• _PROBLEM DETAILS_
Scan the listing below and copy every line holding "example".

— start of INPUT MATERIAL —

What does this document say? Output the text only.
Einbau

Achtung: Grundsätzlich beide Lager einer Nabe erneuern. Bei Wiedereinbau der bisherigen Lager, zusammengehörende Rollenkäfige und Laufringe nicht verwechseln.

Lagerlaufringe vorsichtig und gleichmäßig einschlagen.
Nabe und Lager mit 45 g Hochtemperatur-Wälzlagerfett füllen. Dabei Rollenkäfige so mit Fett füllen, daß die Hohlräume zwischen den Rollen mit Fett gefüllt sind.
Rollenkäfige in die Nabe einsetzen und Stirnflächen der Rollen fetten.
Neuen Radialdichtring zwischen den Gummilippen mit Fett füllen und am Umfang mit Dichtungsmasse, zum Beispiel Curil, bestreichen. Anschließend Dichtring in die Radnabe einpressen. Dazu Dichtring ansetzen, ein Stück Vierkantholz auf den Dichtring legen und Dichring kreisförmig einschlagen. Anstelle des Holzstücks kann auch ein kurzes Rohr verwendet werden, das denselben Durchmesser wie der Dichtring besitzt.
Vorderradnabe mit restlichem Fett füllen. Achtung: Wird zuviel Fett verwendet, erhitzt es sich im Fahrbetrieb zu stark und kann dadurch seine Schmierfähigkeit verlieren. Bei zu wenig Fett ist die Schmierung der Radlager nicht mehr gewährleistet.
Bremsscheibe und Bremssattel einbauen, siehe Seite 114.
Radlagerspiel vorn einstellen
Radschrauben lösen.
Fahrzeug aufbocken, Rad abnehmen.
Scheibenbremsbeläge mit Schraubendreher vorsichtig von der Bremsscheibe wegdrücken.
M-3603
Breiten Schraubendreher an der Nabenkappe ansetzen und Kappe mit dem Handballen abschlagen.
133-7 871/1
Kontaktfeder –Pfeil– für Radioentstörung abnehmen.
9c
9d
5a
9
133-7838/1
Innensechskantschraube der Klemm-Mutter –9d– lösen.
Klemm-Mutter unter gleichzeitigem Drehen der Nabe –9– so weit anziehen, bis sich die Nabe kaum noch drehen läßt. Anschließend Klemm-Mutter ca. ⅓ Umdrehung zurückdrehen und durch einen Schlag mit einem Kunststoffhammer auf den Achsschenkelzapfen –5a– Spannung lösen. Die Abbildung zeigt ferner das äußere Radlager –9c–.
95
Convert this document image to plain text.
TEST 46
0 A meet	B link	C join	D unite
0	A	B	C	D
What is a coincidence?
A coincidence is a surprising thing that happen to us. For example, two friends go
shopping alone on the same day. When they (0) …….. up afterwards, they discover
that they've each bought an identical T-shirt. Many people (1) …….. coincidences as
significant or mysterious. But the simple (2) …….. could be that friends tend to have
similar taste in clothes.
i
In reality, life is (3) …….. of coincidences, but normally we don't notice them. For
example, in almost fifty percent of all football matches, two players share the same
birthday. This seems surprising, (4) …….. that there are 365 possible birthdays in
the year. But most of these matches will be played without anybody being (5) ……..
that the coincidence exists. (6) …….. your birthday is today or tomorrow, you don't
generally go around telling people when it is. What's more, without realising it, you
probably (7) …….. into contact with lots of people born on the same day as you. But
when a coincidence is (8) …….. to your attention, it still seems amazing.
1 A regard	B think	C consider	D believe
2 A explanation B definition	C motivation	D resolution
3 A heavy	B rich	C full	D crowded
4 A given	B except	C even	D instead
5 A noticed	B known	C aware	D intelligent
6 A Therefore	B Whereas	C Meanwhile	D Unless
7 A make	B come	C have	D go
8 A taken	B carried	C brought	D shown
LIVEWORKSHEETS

— end of INPUT MATERIAL —

• _CORRECT OUTPUT_
A coincidence is a surprising thing that happen to us. For example, two friends go
example, in almost fifty percent of all football matches, two players share the same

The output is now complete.